:: STATED TASK ::
Extract all of the entries and give them again, word for word.

:: RECORDED DATA ::
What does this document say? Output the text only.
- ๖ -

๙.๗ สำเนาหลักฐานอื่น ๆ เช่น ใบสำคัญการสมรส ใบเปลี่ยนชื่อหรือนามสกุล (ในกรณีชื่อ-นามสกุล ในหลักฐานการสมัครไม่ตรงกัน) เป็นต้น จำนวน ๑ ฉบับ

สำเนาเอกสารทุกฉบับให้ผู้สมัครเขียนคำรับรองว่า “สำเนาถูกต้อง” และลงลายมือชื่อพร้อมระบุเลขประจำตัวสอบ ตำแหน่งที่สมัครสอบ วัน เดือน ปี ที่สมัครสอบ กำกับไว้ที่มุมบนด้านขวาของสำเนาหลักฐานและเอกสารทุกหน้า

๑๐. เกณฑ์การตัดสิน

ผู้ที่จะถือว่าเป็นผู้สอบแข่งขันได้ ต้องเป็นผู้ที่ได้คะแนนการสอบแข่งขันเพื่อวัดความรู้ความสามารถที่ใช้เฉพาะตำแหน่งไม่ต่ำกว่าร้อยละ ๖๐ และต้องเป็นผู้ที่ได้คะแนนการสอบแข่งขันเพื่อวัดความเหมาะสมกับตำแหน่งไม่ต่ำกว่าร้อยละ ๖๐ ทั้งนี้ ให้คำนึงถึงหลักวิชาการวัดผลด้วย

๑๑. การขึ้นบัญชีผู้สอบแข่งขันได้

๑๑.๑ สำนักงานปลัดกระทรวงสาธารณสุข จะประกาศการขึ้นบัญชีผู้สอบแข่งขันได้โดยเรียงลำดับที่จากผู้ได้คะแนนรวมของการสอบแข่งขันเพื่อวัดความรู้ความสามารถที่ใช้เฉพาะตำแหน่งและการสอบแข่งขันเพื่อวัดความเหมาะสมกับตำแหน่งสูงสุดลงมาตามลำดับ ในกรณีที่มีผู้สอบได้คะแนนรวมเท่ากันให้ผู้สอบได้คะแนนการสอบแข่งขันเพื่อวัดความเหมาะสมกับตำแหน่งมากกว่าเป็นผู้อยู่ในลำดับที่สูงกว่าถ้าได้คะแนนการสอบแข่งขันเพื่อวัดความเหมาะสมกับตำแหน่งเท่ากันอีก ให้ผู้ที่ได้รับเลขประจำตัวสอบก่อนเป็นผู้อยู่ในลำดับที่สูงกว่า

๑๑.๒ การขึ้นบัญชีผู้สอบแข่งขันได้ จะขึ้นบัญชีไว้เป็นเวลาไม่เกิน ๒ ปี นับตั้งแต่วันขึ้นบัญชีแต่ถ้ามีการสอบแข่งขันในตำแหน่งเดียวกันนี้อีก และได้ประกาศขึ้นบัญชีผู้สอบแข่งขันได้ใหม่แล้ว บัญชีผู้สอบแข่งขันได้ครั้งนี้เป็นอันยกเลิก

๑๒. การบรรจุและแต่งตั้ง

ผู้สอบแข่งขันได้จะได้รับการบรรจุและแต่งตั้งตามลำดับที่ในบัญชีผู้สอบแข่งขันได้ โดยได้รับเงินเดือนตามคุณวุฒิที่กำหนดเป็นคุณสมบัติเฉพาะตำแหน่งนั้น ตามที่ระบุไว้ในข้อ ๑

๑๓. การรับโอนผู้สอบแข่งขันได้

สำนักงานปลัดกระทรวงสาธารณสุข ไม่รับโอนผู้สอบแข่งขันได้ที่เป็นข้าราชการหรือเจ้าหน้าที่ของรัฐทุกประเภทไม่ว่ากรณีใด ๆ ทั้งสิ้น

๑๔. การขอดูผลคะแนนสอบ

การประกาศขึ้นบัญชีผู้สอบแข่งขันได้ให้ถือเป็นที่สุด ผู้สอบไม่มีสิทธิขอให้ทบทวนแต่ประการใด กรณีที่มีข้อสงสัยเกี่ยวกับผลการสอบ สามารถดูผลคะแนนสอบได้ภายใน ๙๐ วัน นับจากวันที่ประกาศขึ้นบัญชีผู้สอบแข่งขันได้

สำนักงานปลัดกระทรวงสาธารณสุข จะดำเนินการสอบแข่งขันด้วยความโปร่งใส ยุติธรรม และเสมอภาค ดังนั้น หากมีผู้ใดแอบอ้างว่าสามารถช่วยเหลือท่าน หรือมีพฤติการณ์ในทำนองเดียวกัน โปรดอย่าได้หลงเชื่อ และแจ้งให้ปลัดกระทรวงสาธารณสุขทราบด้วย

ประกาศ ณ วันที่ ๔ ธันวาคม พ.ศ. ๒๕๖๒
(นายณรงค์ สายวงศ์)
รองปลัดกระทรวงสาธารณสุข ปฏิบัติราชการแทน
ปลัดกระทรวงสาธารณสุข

:: EXERCISE OUTPUT ::
What does this document say? Output the text only.
- ๖ -

๙.๗ สำเนาหลักฐานอื่น ๆ เช่น ใบสำคัญการสมรส ใบเปลี่ยนชื่อหรือนามสกุล (ในกรณีชื่อ-นามสกุล ในหลักฐานการสมัครไม่ตรงกัน) เป็นต้น จำนวน ๑ ฉบับ

สำเนาเอกสารทุกฉบับให้ผู้สมัครเขียนคำรับรองว่า “สำเนาถูกต้อง” และลงลายมือชื่อพร้อมระบุเลขประจำตัวสอบ ตำแหน่งที่สมัครสอบ วัน เดือน ปี ที่สมัครสอบ กำกับไว้ที่มุมบนด้านขวาของสำเนาหลักฐานและเอกสารทุกหน้า

๑๐. เกณฑ์การตัดสิน

ผู้ที่จะถือว่าเป็นผู้สอบแข่งขันได้ ต้องเป็นผู้ที่ได้คะแนนการสอบแข่งขันเพื่อวัดความรู้ความสามารถที่ใช้เฉพาะตำแหน่งไม่ต่ำกว่าร้อยละ ๖๐ และต้องเป็นผู้ที่ได้คะแนนการสอบแข่งขันเพื่อวัดความเหมาะสมกับตำแหน่งไม่ต่ำกว่าร้อยละ ๖๐ ทั้งนี้ ให้คำนึงถึงหลักวิชาการวัดผลด้วย

๑๑. การขึ้นบัญชีผู้สอบแข่งขันได้

๑๑.๑ สำนักงานปลัดกระทรวงสาธารณสุข จะประกาศการขึ้นบัญชีผู้สอบแข่งขันได้โดยเรียงลำดับที่จากผู้ได้คะแนนรวมของการสอบแข่งขันเพื่อวัดความรู้ความสามารถที่ใช้เฉพาะตำแหน่งและการสอบแข่งขันเพื่อวัดความเหมาะสมกับตำแหน่งสูงสุดลงมาตามลำดับ ในกรณีที่มีผู้สอบได้คะแนนรวมเท่ากันให้ผู้สอบได้คะแนนการสอบแข่งขันเพื่อวัดความเหมาะสมกับตำแหน่งมากกว่าเป็นผู้อยู่ในลำดับที่สูงกว่าถ้าได้คะแนนการสอบแข่งขันเพื่อวัดความเหมาะสมกับตำแหน่งเท่ากันอีก ให้ผู้ที่ได้รับเลขประจำตัวสอบก่อนเป็นผู้อยู่ในลำดับที่สูงกว่า

๑๑.๒ การขึ้นบัญชีผู้สอบแข่งขันได้ จะขึ้นบัญชีไว้เป็นเวลาไม่เกิน ๒ ปี นับตั้งแต่วันขึ้นบัญชีแต่ถ้ามีการสอบแข่งขันในตำแหน่งเดียวกันนี้อีก และได้ประกาศขึ้นบัญชีผู้สอบแข่งขันได้ใหม่แล้ว บัญชีผู้สอบแข่งขันได้ครั้งนี้เป็นอันยกเลิก

๑๒. การบรรจุและแต่งตั้ง

ผู้สอบแข่งขันได้จะได้รับการบรรจุและแต่งตั้งตามลำดับที่ในบัญชีผู้สอบแข่งขันได้ โดยได้รับเงินเดือนตามคุณวุฒิที่กำหนดเป็นคุณสมบัติเฉพาะตำแหน่งนั้น ตามที่ระบุไว้ในข้อ ๑

๑๓. การรับโอนผู้สอบแข่งขันได้

สำนักงานปลัดกระทรวงสาธารณสุข ไม่รับโอนผู้สอบแข่งขันได้ที่เป็นข้าราชการหรือเจ้าหน้าที่ของรัฐทุกประเภทไม่ว่ากรณีใด ๆ ทั้งสิ้น

๑๔. การขอดูผลคะแนนสอบ

การประกาศขึ้นบัญชีผู้สอบแข่งขันได้ให้ถือเป็นที่สุด ผู้สอบไม่มีสิทธิขอให้ทบทวนแต่ประการใด กรณีที่มีข้อสงสัยเกี่ยวกับผลการสอบ สามารถดูผลคะแนนสอบได้ภายใน ๙๐ วัน นับจากวันที่ประกาศขึ้นบัญชีผู้สอบแข่งขันได้

สำนักงานปลัดกระทรวงสาธารณสุข จะดำเนินการสอบแข่งขันด้วยความโปร่งใส ยุติธรรม และเสมอภาค ดังนั้น หากมีผู้ใดแอบอ้างว่าสามารถช่วยเหลือท่าน หรือมีพฤติการณ์ในทำนองเดียวกัน โปรดอย่าได้หลงเชื่อ และแจ้งให้ปลัดกระทรวงสาธารณสุขทราบด้วย

ประกาศ ณ วันที่ ๔ ธันวาคม พ.ศ. ๒๕๖๒
(นายณรงค์ สายวงศ์)
รองปลัดกระทรวงสาธารณสุข ปฏิบัติราชการแทน
ปลัดกระทรวงสาธารณสุข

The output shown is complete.